— start DATA —
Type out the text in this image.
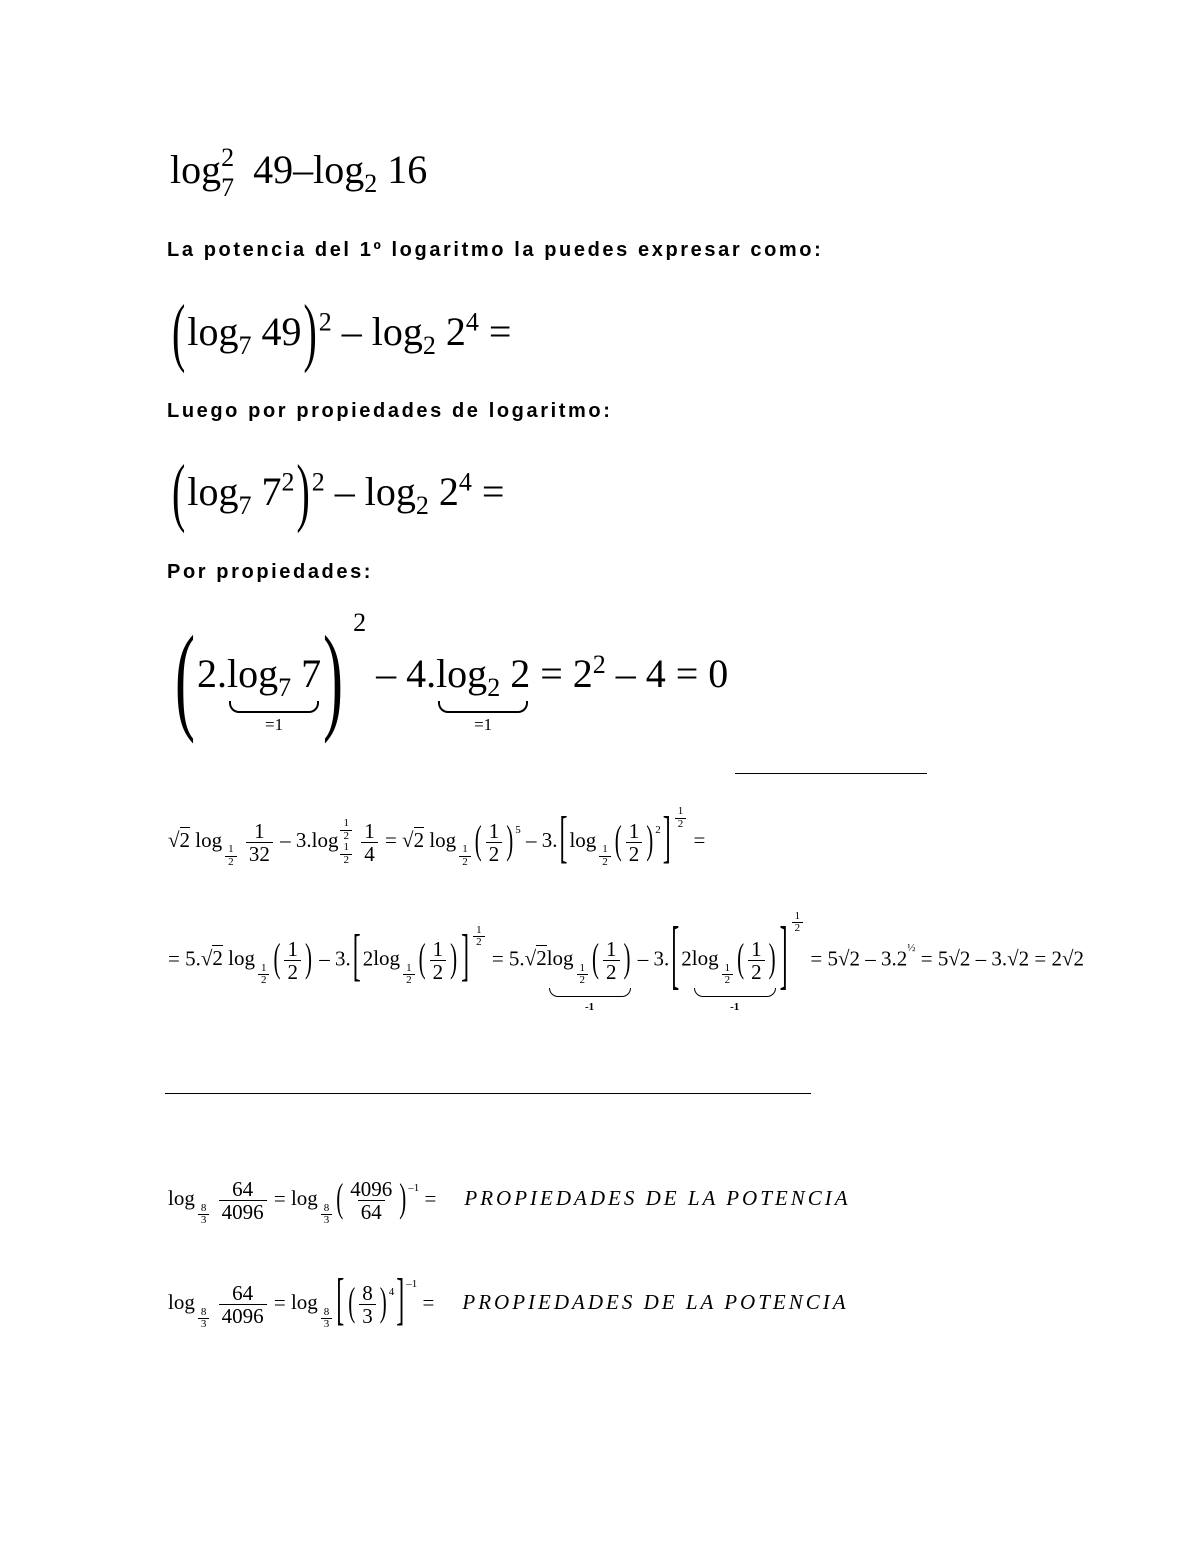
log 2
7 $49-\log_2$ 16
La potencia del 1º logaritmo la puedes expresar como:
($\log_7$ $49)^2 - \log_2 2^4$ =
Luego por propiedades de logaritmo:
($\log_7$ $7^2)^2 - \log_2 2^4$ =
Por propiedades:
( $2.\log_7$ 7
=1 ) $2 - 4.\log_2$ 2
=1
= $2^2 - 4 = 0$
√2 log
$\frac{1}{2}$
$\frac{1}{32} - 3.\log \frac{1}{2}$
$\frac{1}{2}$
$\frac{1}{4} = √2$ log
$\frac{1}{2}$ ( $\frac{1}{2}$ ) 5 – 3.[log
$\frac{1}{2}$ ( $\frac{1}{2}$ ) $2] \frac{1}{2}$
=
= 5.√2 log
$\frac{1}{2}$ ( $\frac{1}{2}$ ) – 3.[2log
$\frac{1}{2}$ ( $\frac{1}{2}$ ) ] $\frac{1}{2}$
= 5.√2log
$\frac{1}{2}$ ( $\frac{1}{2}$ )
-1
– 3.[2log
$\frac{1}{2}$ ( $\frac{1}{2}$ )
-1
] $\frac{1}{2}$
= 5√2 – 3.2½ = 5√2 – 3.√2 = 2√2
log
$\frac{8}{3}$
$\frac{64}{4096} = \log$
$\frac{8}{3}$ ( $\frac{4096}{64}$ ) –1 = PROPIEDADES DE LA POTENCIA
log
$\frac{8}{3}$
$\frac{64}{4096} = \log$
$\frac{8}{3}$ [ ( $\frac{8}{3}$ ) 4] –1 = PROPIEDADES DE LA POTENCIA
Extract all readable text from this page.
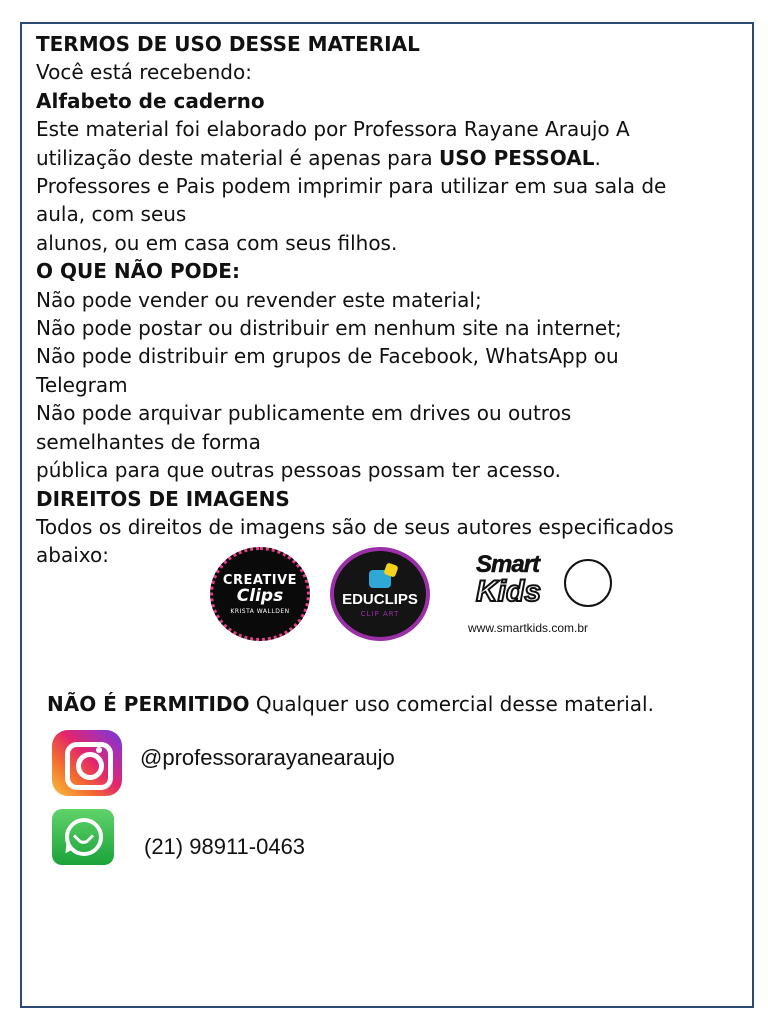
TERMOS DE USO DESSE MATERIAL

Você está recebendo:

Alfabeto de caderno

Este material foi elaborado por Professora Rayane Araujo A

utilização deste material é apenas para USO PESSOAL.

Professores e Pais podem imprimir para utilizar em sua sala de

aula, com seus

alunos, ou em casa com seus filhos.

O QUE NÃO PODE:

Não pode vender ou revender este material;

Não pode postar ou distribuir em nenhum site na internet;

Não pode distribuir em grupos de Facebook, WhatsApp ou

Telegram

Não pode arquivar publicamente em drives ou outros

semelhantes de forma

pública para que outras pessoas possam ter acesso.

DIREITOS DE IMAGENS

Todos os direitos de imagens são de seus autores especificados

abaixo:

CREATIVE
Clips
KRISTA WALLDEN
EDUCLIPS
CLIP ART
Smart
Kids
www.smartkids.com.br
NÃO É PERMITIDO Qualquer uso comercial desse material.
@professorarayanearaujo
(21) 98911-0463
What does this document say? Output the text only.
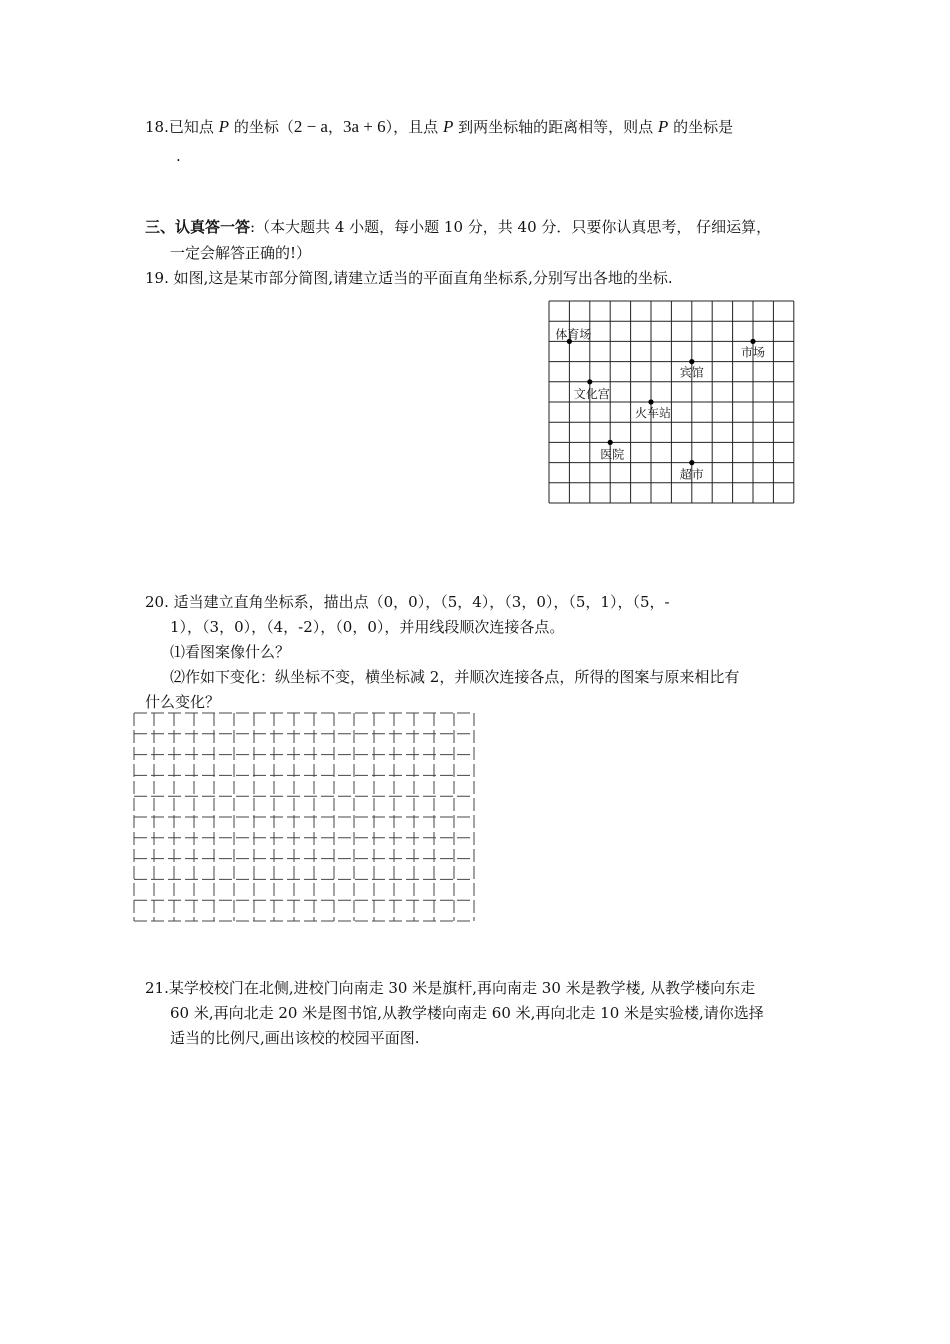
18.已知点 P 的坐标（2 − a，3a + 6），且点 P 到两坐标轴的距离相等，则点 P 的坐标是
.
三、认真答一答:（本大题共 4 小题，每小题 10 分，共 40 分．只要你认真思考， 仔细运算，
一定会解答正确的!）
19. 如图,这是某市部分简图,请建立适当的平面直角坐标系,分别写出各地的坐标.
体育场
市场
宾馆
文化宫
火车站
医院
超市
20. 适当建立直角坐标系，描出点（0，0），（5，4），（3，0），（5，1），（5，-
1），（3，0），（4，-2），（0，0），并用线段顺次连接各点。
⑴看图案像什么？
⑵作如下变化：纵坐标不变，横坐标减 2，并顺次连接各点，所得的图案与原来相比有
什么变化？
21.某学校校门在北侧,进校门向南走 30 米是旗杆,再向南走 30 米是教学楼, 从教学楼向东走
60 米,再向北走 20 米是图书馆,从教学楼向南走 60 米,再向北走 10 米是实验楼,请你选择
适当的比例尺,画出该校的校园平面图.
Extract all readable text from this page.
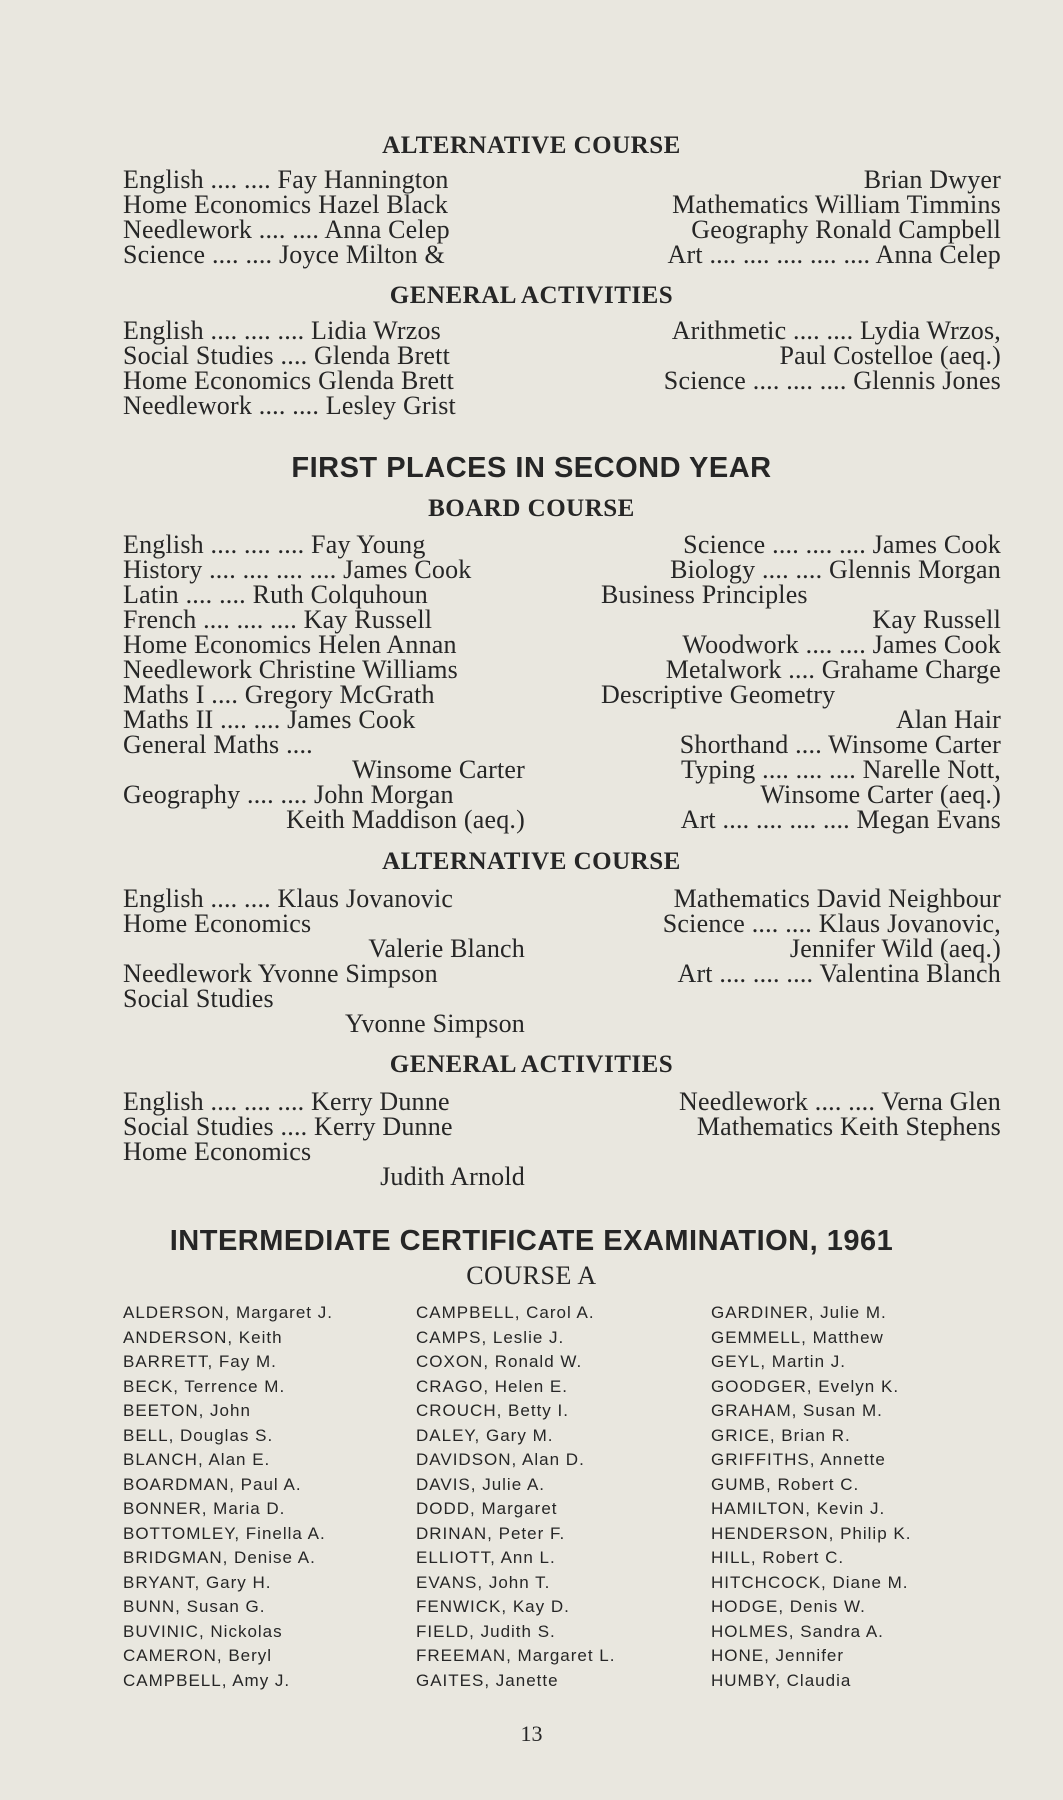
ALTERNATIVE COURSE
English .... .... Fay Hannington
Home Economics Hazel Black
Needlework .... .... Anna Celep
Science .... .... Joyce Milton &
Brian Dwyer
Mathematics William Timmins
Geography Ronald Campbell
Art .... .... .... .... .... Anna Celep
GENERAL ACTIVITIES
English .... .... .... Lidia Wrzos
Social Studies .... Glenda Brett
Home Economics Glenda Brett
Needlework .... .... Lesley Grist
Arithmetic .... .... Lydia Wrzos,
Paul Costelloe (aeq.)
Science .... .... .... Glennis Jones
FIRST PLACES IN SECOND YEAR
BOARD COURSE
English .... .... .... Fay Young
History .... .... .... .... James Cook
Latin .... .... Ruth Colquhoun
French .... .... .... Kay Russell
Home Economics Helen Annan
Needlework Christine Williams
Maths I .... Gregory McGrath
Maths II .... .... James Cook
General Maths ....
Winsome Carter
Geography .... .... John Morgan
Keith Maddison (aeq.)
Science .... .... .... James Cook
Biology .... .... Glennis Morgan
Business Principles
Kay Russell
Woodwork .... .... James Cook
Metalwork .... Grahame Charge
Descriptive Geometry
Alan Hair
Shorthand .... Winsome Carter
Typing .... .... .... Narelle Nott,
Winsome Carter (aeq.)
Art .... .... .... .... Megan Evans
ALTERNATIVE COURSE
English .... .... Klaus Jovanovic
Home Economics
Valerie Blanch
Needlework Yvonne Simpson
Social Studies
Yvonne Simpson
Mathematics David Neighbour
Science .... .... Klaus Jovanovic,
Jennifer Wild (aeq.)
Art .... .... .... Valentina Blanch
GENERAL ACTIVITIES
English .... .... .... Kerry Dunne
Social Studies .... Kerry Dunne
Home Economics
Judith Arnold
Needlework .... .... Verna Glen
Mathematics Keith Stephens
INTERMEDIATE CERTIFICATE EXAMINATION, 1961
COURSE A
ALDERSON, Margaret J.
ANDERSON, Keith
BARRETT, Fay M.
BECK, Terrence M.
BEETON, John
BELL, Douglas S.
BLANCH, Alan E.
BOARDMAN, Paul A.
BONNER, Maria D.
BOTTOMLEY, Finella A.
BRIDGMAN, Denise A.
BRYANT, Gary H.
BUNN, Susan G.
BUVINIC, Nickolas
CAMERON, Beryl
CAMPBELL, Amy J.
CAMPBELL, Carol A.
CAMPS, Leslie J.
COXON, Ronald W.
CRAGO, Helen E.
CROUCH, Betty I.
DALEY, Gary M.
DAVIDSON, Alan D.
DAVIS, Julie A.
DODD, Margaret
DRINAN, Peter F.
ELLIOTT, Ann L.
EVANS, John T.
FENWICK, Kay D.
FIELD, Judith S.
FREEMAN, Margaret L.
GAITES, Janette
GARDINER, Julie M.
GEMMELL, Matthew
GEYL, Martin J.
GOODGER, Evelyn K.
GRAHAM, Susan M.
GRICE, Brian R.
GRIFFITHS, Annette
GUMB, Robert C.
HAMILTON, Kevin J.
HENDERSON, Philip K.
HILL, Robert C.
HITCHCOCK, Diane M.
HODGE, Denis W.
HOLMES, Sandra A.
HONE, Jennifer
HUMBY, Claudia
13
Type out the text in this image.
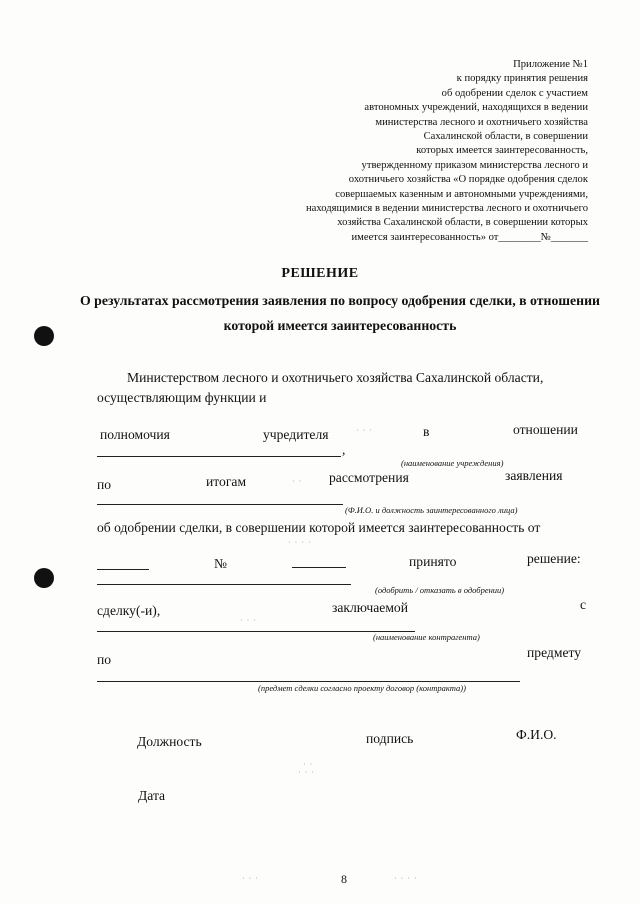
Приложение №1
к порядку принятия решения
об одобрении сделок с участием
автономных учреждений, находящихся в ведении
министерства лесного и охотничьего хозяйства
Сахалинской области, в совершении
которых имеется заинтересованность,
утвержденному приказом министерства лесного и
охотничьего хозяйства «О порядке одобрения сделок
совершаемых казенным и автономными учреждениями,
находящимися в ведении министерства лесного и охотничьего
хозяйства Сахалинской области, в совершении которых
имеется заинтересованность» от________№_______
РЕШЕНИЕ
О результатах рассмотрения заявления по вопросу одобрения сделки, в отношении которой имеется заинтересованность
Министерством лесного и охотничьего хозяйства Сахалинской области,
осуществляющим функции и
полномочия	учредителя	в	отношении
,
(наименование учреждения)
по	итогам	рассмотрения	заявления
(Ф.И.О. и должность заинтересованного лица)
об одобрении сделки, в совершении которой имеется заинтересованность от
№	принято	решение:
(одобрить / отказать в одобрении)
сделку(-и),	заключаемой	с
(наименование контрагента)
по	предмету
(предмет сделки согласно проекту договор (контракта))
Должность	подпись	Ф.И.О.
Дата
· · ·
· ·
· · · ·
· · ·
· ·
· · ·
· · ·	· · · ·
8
— end DATA —
● **WHAT YOU ARE ASKED TO DO**
Using the listing above, list every line in which the string "имеется" occurs.

● **CORRECT ANSWER**
которых имеется заинтересованность,
имеется заинтересованность» от________№_______
О результатах рассмотрения заявления по вопросу одобрения сделки, в отношении которой имеется заинтересованность
об одобрении сделки, в совершении которой имеется заинтересованность от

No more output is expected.